# START OF DATASET CONTENT
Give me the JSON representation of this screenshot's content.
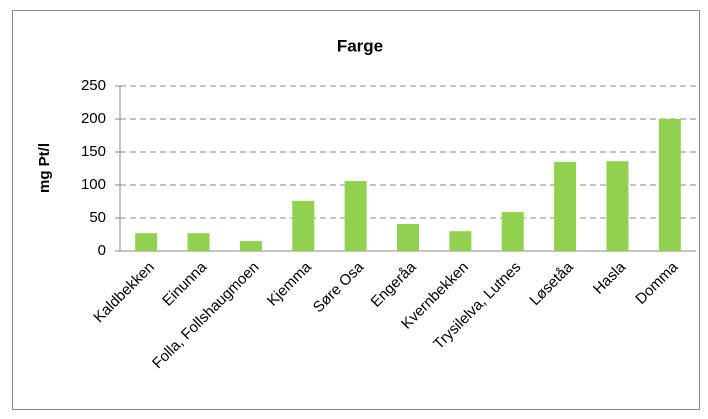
{
  "chart_data": {
    "type": "bar",
    "title": "Farge",
    "y_label": "mg Pt/l",
    "categories": [
      "Kaldbekken",
      "Einunna",
      "Folla, Follshaugmoen",
      "Kjemma",
      "Søre Osa",
      "Engeråa",
      "Kvernbekken",
      "Trysilelva, Lutnes",
      "Løsetåa",
      "Hasla",
      "Domma"
    ],
    "values": [
      27,
      27,
      15,
      76,
      106,
      41,
      30,
      59,
      135,
      136,
      200
    ],
    "color": "#92d050",
    "ylim": [
      0,
      250
    ],
    "yticks": [
      0,
      50,
      100,
      150,
      200,
      250
    ],
    "grid": true
  }
}
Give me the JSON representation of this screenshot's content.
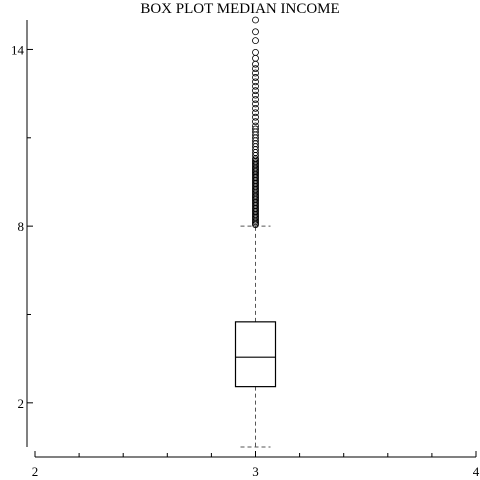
{
  "chart_data": {
    "type": "box",
    "title": "BOX PLOT MEDIAN INCOME",
    "xlabel": "",
    "ylabel": "",
    "x_ticks": [
      2,
      3,
      4
    ],
    "x_minor_ticks": [
      2.2,
      2.4,
      2.6,
      2.8,
      3.2,
      3.4,
      3.6,
      3.8
    ],
    "y_ticks": [
      2,
      8,
      14
    ],
    "y_minor_ticks": [
      5,
      11
    ],
    "xlim": [
      2,
      4
    ],
    "ylim": [
      0.5,
      15
    ],
    "box": {
      "x": 3,
      "whisker_low": 0.5,
      "q1": 2.55,
      "median": 3.55,
      "q3": 4.75,
      "whisker_high": 8.0
    },
    "outliers": [
      8.05,
      8.1,
      8.15,
      8.2,
      8.25,
      8.3,
      8.35,
      8.4,
      8.45,
      8.5,
      8.55,
      8.6,
      8.65,
      8.7,
      8.75,
      8.8,
      8.85,
      8.9,
      8.95,
      9.0,
      9.05,
      9.1,
      9.15,
      9.2,
      9.25,
      9.3,
      9.35,
      9.4,
      9.45,
      9.5,
      9.55,
      9.6,
      9.65,
      9.7,
      9.75,
      9.8,
      9.85,
      9.9,
      9.95,
      10.0,
      10.05,
      10.1,
      10.15,
      10.2,
      10.25,
      10.3,
      10.4,
      10.5,
      10.6,
      10.7,
      10.8,
      10.9,
      11.0,
      11.1,
      11.2,
      11.3,
      11.4,
      11.55,
      11.7,
      11.85,
      12.0,
      12.15,
      12.3,
      12.45,
      12.6,
      12.75,
      12.9,
      13.05,
      13.2,
      13.35,
      13.5,
      13.7,
      13.9,
      14.3,
      14.6,
      15.0
    ]
  }
}
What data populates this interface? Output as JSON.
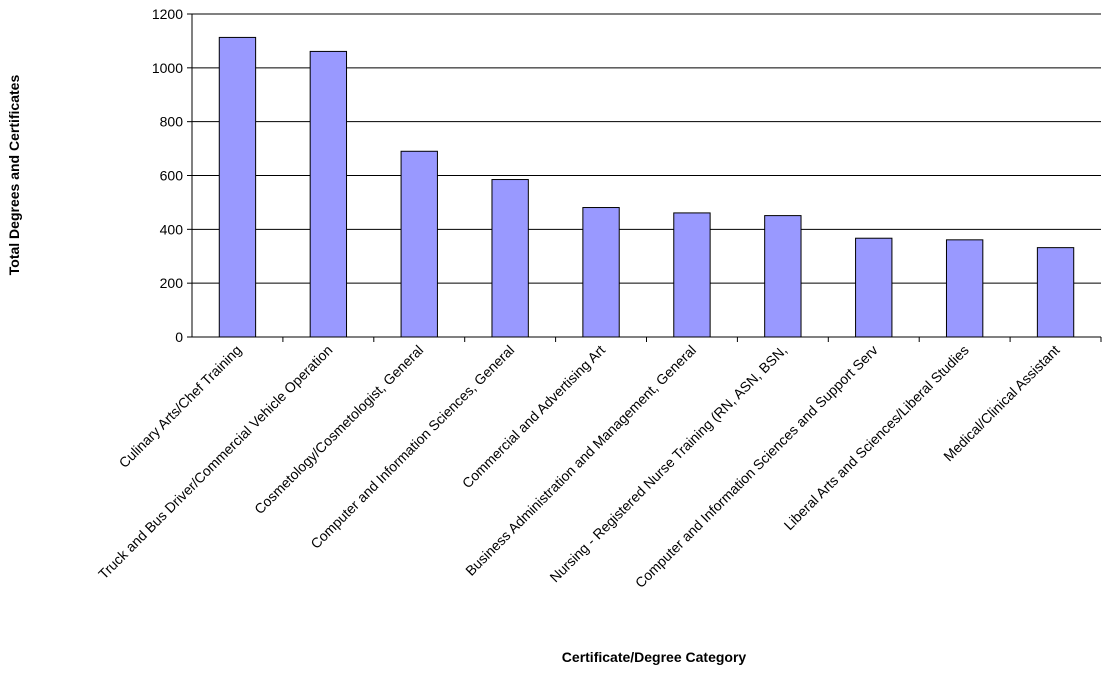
{
  "colors": {
    "bar_fill": "#9999ff",
    "bar_stroke": "#000000",
    "grid": "#000000",
    "background": "#ffffff"
  },
  "chart_data": {
    "type": "bar",
    "title": "",
    "xlabel": "Certificate/Degree Category",
    "ylabel": "Total Degrees and Certificates",
    "ylim": [
      0,
      1200
    ],
    "yticks": [
      0,
      200,
      400,
      600,
      800,
      1000,
      1200
    ],
    "grid": true,
    "legend": "none",
    "categories": [
      "Culinary Arts/Chef Training",
      "Truck and Bus Driver/Commercial Vehicle Operation",
      "Cosmetology/Cosmetologist, General",
      "Computer and Information Sciences, General",
      "Commercial and Advertising Art",
      "Business Administration and Management, General",
      "Nursing - Registered Nurse Training (RN, ASN, BSN,",
      "Computer and Information Sciences and Support Serv",
      "Liberal Arts and Sciences/Liberal Studies",
      "Medical/Clinical Assistant"
    ],
    "values": [
      1113,
      1061,
      690,
      585,
      481,
      461,
      451,
      367,
      361,
      332
    ]
  }
}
# END OF DATASET CONTENT
▶ _WORK REQUIRED_:
Look through the material above and pick out each line holding the word "title".

▶ _FULL RESPONSE_:
    "title": "Farge",
    "title": "BOX PLOT MEDIAN INCOME",
    "title": "",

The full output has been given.